# Start of RECORD EXTRACTS

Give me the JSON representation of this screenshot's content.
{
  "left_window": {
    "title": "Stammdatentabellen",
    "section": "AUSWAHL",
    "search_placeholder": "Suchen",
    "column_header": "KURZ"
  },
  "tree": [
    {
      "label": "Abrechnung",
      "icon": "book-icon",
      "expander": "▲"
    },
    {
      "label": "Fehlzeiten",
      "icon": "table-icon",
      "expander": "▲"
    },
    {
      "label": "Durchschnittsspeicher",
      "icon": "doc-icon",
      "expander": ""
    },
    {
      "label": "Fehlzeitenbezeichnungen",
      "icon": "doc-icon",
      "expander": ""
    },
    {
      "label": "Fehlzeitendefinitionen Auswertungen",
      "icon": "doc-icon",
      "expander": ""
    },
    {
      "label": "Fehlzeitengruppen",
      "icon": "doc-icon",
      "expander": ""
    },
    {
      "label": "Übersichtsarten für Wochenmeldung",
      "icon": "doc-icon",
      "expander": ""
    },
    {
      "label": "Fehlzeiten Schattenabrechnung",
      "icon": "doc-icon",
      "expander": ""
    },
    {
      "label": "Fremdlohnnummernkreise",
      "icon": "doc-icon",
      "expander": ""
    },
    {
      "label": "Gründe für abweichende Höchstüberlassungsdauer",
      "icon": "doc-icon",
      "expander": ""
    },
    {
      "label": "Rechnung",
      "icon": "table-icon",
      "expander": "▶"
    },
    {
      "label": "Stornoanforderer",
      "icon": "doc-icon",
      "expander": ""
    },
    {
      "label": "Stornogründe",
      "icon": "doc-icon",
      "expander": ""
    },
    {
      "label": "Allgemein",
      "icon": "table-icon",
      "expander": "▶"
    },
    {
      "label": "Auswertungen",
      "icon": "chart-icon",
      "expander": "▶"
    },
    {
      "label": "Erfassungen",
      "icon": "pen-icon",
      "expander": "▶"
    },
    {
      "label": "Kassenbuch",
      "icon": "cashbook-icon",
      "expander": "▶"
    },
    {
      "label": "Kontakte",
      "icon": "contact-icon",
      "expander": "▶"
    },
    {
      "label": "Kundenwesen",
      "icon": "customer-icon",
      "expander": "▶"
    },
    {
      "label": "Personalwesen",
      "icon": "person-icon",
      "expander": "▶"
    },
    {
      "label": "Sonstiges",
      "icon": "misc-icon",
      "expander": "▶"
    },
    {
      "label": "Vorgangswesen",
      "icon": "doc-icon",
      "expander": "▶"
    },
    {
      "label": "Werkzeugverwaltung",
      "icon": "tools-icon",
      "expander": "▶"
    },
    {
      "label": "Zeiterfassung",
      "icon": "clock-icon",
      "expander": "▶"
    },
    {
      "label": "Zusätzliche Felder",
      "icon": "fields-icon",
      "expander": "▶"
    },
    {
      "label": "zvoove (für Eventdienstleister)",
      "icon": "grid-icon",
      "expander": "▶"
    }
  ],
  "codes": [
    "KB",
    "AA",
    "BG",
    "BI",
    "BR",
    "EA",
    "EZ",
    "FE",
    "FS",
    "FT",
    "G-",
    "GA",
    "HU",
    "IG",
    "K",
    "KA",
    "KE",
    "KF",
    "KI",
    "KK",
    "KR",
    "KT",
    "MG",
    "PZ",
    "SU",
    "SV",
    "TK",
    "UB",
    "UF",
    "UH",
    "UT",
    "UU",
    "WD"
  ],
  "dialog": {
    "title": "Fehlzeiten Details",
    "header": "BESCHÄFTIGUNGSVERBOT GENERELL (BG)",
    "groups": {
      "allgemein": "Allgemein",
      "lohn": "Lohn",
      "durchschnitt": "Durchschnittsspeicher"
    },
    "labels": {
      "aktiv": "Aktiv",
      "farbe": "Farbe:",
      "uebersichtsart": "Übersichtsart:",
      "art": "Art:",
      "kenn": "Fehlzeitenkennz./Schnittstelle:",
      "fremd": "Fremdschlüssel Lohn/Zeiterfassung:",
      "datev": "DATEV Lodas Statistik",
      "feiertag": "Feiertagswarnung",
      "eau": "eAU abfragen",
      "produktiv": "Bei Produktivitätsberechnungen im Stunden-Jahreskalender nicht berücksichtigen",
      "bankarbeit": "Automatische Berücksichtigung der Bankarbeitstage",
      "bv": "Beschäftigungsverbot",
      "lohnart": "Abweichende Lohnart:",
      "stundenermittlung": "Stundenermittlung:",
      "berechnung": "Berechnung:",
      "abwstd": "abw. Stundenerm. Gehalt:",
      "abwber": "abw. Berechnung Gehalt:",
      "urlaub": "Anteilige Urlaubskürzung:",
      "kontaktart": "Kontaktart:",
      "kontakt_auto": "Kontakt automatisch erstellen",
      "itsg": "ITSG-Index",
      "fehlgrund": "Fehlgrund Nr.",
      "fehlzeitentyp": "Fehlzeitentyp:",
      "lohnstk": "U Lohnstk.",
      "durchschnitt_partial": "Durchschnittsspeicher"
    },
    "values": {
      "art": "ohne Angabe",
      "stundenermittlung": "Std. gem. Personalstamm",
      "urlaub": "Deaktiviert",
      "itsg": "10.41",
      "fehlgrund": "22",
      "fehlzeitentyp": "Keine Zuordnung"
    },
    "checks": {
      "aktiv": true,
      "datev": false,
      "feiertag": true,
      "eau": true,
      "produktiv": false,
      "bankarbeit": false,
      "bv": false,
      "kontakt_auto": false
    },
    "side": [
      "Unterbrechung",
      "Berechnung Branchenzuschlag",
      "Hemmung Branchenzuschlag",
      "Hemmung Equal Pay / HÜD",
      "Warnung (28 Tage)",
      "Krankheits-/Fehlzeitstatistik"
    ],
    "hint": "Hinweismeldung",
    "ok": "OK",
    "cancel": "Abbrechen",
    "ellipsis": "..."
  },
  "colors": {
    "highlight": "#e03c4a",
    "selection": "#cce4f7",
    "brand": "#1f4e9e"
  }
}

# End of RECORD EXTRACTS

GIVEN EXERCISE.
Using the material above, copy every line in which the string "fehlzeitentyp" occurs.

FULL RESPONSE.
      "fehlzeitentyp": "Fehlzeitentyp:",
      "fehlzeitentyp": "Keine Zuordnung"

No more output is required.